** BEGIN ROWS **

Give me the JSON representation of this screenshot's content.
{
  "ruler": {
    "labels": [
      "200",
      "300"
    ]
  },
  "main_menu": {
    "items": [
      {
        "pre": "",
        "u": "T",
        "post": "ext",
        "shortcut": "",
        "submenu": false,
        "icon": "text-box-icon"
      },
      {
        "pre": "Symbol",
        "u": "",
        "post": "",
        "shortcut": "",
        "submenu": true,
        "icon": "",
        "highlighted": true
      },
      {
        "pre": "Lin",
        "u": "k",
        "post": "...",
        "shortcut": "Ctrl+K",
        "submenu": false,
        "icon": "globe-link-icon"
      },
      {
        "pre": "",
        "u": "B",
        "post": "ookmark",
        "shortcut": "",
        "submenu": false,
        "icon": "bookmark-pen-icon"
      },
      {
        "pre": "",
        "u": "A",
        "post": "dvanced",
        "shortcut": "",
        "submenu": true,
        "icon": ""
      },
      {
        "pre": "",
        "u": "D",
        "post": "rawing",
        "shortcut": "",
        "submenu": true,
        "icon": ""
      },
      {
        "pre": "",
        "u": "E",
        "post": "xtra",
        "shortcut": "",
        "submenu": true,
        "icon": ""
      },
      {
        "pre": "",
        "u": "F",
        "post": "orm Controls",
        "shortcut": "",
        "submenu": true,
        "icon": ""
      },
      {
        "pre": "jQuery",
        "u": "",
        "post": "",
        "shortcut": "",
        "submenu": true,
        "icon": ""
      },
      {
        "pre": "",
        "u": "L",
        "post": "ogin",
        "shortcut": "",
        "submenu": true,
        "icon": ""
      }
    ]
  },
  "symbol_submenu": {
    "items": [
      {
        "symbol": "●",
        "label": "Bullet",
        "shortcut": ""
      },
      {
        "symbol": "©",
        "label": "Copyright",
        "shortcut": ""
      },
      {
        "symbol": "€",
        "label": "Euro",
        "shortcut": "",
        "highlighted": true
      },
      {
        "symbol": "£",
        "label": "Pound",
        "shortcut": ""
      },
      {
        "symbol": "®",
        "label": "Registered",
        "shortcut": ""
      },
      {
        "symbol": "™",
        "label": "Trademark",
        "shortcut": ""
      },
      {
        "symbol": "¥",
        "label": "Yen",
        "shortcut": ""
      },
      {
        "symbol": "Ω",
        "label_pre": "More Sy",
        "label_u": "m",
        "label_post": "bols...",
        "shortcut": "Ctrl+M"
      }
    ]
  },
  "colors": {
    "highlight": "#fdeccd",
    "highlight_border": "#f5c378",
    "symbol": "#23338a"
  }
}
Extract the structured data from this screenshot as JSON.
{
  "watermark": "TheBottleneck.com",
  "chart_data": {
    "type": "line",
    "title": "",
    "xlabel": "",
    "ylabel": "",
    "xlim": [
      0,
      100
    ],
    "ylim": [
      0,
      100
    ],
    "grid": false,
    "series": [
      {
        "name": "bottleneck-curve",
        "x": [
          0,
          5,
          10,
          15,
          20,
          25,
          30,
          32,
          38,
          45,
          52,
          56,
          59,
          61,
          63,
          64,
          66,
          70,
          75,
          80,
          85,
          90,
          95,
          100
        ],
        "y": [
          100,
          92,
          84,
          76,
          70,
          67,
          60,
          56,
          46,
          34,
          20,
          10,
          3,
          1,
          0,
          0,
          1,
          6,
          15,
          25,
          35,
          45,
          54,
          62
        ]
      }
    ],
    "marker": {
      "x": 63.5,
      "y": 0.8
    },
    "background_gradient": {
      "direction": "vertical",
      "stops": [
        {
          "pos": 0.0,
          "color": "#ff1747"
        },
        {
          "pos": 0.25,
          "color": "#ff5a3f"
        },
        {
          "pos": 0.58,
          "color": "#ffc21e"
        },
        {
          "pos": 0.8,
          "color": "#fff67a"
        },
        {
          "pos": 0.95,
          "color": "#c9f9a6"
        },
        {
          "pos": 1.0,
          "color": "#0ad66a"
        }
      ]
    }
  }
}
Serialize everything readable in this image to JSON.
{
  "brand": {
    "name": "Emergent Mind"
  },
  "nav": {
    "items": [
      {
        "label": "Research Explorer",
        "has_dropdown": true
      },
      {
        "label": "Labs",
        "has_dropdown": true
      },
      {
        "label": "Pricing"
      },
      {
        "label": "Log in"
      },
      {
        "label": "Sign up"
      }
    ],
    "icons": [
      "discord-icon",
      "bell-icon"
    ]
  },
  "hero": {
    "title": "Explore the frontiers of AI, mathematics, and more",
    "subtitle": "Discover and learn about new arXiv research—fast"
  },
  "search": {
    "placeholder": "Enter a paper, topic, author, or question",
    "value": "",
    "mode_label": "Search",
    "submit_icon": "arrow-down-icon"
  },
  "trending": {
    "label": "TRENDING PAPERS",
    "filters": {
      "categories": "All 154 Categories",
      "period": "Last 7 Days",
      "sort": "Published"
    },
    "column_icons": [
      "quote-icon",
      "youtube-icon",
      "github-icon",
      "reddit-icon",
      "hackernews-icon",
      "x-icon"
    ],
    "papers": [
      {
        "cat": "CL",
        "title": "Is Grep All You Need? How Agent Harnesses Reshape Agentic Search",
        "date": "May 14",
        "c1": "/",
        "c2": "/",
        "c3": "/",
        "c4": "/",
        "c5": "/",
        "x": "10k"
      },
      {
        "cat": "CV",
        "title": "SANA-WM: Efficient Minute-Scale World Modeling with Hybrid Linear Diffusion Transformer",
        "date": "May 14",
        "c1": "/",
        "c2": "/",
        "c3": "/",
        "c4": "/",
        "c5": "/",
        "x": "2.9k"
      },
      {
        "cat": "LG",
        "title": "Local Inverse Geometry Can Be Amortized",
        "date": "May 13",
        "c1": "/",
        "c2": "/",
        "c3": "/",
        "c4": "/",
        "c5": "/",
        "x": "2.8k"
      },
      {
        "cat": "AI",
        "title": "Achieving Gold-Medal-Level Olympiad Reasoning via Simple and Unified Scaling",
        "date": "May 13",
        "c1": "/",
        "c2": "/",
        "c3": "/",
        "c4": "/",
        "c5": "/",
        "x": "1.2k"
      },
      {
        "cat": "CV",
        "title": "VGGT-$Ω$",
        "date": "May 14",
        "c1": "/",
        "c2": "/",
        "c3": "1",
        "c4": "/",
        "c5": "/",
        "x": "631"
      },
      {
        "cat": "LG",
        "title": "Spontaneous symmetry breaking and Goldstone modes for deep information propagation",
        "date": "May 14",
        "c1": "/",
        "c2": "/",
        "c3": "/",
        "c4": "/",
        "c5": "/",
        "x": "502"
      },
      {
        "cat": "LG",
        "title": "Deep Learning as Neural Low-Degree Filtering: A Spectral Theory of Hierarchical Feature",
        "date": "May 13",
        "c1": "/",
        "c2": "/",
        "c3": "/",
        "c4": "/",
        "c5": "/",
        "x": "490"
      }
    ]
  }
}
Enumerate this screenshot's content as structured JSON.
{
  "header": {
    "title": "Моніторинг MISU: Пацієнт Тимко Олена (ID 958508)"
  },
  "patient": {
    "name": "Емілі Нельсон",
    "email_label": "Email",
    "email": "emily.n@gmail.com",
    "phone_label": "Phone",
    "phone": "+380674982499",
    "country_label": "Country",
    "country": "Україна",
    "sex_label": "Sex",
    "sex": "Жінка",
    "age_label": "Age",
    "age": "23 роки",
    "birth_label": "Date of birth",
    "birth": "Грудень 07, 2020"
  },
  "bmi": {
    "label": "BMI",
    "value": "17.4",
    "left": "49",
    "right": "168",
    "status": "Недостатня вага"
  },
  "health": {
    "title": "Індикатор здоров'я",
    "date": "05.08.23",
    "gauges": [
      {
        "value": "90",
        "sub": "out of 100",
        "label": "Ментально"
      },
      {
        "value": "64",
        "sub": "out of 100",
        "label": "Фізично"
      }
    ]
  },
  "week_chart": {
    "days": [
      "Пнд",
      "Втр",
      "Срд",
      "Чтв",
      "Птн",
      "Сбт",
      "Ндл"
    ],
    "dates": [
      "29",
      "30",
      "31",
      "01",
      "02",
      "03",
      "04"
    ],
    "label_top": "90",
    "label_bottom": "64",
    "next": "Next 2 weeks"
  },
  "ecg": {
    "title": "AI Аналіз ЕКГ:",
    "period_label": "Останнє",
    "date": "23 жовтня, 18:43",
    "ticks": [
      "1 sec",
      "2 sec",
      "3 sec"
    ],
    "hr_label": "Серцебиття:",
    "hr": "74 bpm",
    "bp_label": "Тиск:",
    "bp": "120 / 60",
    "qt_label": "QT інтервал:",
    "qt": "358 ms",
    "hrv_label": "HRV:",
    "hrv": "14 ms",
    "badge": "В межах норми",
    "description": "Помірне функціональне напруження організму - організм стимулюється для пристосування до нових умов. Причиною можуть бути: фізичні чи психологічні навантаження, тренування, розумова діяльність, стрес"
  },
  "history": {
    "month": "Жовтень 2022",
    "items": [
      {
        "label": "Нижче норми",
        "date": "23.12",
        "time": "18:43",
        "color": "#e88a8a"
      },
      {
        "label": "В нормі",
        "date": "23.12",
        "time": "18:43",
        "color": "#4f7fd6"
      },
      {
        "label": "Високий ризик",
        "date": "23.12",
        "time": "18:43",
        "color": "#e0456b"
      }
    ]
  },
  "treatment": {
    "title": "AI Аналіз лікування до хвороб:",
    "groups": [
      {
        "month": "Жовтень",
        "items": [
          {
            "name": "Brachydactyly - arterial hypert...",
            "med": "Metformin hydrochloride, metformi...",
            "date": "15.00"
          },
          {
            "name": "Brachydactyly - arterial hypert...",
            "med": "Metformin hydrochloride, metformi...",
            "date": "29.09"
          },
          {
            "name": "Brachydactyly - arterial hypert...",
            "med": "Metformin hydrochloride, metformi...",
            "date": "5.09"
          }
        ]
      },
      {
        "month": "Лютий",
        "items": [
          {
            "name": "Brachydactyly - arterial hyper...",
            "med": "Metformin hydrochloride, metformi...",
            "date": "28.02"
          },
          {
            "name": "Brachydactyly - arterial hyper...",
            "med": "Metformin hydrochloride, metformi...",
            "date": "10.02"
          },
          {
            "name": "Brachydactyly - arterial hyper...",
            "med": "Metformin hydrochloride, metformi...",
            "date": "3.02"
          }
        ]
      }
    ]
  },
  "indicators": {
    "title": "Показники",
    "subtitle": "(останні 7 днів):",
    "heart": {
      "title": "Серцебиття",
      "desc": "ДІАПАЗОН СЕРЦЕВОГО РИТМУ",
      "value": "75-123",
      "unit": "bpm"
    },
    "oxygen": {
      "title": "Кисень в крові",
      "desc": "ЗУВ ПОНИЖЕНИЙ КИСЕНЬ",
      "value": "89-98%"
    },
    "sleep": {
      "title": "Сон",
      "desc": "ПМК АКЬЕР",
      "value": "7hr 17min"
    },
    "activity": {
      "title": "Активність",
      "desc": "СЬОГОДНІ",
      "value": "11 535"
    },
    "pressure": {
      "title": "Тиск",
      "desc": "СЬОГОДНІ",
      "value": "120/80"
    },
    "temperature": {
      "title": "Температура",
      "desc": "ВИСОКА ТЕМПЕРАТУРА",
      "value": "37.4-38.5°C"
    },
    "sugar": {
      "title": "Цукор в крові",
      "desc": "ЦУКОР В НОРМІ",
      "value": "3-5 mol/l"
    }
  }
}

** END ROWS **

** GOAL OF THE EXERCISE **
Using the listing above, say how many of its lines contain the string "Аналіз", giving nothing but the figure.

** ANSWER **
2